**What you need to do:** Pull out every line below containing the word "color".

* BEGIN Data rows *

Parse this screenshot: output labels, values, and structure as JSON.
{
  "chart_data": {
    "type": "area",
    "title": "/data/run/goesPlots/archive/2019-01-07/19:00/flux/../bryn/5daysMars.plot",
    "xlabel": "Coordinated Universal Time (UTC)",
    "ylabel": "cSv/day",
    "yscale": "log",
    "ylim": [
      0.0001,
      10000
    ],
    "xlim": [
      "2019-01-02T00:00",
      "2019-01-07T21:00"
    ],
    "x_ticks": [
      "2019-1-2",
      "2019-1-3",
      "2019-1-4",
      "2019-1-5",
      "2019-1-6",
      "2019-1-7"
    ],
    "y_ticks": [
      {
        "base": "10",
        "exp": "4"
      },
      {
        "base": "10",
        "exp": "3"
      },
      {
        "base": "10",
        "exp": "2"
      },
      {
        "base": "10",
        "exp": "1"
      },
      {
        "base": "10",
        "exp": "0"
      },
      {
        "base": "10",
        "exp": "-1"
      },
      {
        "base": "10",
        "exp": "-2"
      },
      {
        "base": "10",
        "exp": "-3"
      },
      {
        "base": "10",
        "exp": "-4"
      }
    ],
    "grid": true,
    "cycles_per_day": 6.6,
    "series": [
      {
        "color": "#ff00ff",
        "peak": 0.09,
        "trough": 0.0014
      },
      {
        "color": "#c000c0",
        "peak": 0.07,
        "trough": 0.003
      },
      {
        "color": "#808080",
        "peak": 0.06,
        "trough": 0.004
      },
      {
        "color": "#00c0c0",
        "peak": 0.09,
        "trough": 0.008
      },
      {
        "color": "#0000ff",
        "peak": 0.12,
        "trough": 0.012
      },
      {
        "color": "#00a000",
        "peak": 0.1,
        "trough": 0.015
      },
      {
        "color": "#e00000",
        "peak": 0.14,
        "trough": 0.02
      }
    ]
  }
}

* END Data rows *

**Exercise answer:**
        "color": "#ff00ff",
        "color": "#c000c0",
        "color": "#808080",
        "color": "#00c0c0",
        "color": "#0000ff",
        "color": "#00a000",
        "color": "#e00000",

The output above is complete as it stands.